##### Listing

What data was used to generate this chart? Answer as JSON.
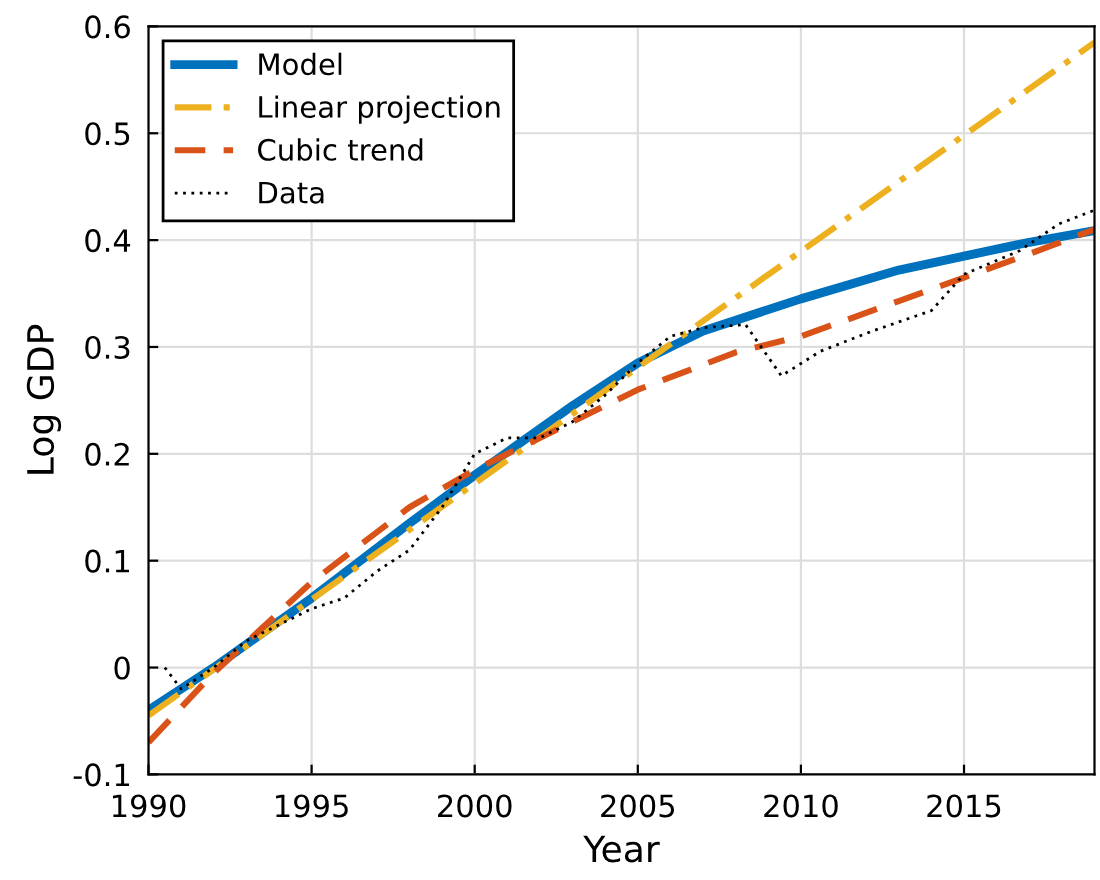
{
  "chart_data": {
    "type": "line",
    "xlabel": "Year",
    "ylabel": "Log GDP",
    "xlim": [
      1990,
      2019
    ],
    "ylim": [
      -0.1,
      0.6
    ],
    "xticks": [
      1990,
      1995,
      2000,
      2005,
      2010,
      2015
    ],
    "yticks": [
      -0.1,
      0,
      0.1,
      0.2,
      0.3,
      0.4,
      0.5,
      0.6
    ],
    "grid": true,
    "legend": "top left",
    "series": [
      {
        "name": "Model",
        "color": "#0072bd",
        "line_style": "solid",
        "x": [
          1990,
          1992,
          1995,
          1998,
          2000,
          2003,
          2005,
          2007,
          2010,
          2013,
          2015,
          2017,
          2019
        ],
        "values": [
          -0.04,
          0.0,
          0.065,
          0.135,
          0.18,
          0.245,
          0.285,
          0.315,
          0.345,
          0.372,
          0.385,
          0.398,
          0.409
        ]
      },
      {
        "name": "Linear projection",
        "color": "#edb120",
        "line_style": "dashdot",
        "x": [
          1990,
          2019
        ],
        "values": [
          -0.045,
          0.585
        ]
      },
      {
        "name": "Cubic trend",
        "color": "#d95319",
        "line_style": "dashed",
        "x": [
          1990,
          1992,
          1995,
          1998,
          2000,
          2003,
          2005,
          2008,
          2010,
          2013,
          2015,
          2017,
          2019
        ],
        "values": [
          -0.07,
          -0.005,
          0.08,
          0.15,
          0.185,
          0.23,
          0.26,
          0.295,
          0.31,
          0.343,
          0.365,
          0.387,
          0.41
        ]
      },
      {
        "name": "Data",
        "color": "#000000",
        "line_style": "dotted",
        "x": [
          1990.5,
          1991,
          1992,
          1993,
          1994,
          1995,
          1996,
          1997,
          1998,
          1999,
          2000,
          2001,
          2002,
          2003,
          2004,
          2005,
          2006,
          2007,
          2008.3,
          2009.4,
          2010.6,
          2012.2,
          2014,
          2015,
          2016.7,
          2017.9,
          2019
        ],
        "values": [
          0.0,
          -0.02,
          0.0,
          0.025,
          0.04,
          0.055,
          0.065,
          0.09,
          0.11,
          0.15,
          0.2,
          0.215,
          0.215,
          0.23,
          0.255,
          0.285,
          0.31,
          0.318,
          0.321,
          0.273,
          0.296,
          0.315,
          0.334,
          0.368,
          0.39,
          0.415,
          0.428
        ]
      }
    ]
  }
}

##########
##### Listing

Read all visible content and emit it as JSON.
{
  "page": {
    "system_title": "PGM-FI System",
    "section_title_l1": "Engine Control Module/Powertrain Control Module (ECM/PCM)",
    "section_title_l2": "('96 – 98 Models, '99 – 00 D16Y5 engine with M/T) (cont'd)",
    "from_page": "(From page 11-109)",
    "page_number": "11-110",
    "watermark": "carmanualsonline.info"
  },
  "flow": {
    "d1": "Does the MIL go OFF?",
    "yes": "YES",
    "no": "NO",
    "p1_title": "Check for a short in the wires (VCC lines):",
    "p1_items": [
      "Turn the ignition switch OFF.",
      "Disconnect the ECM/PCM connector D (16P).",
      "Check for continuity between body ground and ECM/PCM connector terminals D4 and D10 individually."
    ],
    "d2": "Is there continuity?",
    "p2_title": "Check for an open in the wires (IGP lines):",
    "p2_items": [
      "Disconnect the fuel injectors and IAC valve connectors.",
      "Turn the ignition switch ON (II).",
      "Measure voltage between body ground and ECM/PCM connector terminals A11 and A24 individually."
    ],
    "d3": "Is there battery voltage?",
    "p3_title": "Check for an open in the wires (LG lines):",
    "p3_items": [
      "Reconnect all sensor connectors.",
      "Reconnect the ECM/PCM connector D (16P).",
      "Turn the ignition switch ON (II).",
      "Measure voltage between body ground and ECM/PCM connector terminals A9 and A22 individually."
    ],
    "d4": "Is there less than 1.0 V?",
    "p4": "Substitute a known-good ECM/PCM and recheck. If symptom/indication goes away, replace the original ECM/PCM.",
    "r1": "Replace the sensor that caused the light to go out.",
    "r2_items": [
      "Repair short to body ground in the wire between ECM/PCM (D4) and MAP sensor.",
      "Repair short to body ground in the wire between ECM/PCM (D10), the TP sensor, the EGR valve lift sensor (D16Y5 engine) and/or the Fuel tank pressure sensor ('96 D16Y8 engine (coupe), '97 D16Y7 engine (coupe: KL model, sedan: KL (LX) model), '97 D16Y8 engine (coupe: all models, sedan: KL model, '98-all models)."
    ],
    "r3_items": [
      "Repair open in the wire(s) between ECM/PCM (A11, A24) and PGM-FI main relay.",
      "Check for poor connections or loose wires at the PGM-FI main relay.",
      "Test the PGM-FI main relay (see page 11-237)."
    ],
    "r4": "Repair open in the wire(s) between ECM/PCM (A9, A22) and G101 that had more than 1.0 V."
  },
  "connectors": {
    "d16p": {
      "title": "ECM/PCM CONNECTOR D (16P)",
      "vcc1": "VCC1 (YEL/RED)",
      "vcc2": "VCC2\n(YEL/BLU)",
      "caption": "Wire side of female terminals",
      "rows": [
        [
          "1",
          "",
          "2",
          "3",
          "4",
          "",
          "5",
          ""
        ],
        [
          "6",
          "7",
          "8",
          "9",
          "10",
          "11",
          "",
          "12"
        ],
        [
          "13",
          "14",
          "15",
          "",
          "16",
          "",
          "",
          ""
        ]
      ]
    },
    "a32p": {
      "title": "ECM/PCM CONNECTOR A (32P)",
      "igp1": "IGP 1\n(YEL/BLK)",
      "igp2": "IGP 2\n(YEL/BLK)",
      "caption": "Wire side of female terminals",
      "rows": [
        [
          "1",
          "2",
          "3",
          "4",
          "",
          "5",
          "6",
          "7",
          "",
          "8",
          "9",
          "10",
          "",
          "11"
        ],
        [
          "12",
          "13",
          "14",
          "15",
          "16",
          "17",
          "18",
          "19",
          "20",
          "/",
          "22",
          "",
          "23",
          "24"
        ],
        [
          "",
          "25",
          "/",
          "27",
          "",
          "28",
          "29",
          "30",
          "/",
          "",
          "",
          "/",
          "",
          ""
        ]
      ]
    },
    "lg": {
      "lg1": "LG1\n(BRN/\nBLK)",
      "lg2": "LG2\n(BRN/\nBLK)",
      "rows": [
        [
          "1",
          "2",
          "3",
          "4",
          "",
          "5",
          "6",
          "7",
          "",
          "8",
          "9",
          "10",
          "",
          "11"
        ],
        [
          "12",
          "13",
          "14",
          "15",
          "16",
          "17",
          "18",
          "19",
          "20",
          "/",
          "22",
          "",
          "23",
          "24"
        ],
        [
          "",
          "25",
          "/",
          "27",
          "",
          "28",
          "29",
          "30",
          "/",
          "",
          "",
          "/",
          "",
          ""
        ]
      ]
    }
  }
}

##########

# [Short problem]
Find all lines with "Disconnect" in them and copy each one.

# [The reply]
      "Disconnect the ECM/PCM connector D (16P).",
      "Disconnect the fuel injectors and IAC valve connectors.",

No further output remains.